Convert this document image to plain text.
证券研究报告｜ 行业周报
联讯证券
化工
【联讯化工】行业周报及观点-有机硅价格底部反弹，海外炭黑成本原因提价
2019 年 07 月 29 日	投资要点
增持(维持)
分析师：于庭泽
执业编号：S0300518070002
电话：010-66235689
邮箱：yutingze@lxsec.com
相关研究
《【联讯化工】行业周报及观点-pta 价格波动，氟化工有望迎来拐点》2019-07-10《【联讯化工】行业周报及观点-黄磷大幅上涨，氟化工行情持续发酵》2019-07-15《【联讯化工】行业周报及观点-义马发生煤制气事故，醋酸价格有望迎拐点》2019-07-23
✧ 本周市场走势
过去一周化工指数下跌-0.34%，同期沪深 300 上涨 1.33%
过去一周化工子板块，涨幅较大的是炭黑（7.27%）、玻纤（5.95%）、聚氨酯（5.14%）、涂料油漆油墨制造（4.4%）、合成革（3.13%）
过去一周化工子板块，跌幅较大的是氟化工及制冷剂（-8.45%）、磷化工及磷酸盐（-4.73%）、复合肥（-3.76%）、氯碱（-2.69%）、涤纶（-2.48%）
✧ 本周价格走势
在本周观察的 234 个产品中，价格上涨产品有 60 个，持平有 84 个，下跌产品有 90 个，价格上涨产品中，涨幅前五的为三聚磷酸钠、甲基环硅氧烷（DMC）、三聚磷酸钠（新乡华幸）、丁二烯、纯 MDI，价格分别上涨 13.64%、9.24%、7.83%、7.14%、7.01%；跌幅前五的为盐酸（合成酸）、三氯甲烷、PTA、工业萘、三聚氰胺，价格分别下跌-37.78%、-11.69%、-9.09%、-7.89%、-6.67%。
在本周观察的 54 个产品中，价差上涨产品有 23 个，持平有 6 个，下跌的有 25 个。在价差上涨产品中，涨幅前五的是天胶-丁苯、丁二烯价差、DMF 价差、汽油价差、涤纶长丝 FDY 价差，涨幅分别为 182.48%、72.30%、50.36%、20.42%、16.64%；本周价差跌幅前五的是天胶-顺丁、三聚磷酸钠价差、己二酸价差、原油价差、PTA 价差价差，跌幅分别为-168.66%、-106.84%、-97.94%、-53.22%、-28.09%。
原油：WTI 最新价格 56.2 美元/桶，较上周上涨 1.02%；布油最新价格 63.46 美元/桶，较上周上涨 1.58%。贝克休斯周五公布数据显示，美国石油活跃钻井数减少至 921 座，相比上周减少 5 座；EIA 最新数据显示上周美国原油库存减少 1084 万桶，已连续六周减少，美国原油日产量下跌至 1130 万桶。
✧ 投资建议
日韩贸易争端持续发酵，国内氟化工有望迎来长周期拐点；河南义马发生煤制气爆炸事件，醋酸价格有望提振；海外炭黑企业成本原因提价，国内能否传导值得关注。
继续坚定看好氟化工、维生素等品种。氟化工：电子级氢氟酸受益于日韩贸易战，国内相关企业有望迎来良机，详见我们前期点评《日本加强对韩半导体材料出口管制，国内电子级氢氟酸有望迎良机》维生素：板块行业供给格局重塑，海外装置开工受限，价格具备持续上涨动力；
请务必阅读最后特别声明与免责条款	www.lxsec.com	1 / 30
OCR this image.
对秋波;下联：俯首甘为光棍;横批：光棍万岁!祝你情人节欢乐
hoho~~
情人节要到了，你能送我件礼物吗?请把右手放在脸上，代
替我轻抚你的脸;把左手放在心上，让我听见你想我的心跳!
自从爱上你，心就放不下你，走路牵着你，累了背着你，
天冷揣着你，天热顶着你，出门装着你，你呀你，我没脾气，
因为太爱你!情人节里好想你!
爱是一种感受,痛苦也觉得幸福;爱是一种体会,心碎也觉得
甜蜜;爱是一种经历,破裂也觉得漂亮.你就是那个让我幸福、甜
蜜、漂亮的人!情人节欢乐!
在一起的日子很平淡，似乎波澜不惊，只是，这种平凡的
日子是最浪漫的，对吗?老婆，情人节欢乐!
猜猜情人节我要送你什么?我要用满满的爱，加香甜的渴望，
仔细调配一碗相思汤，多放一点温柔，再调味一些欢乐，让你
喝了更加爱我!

• _Exercise_: Compute the number of lines above that contain the string "过去一周化工子板块". Reply with that value only.

• _The answer_: 2